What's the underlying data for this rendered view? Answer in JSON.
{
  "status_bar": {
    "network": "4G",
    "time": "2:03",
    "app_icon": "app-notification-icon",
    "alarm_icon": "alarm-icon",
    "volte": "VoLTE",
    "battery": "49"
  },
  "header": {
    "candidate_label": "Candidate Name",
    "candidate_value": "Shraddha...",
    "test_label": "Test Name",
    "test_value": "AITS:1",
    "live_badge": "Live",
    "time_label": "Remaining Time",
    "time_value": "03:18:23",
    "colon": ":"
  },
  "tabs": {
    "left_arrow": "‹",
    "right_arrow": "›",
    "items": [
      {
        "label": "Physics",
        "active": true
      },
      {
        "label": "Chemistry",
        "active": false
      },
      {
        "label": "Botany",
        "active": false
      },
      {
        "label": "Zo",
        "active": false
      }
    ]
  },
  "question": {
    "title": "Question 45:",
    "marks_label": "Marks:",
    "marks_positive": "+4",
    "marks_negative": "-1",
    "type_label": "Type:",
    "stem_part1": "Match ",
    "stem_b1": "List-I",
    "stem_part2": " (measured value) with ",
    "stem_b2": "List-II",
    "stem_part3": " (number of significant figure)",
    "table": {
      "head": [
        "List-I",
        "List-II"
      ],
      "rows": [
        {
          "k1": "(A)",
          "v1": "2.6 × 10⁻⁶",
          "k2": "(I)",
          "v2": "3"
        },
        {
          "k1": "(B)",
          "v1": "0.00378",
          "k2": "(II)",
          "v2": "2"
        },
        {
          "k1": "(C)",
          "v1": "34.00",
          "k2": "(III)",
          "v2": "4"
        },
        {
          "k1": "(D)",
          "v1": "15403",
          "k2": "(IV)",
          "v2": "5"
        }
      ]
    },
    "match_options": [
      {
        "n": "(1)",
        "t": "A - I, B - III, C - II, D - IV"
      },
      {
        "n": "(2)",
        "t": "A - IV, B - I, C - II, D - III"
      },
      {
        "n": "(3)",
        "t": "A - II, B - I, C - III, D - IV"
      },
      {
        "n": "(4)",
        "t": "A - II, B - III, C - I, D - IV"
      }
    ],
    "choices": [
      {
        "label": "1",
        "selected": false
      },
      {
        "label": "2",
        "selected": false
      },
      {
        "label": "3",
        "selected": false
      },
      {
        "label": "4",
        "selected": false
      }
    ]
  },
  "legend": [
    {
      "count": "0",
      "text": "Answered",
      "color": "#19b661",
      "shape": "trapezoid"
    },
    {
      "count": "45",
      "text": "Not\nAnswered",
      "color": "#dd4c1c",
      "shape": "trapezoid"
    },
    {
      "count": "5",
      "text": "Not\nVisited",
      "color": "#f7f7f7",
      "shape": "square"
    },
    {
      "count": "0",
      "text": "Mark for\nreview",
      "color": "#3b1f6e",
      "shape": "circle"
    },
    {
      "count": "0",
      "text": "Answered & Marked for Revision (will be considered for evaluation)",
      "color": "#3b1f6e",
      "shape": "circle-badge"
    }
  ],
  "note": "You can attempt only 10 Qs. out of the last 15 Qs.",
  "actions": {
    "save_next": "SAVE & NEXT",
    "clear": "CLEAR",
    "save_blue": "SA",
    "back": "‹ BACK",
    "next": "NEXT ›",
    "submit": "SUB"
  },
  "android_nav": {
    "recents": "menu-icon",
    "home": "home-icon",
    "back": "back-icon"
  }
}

════

Reply with nothing but a number: how many lines of the entries above contain the string "icon"?

**RESULT BELOW**
5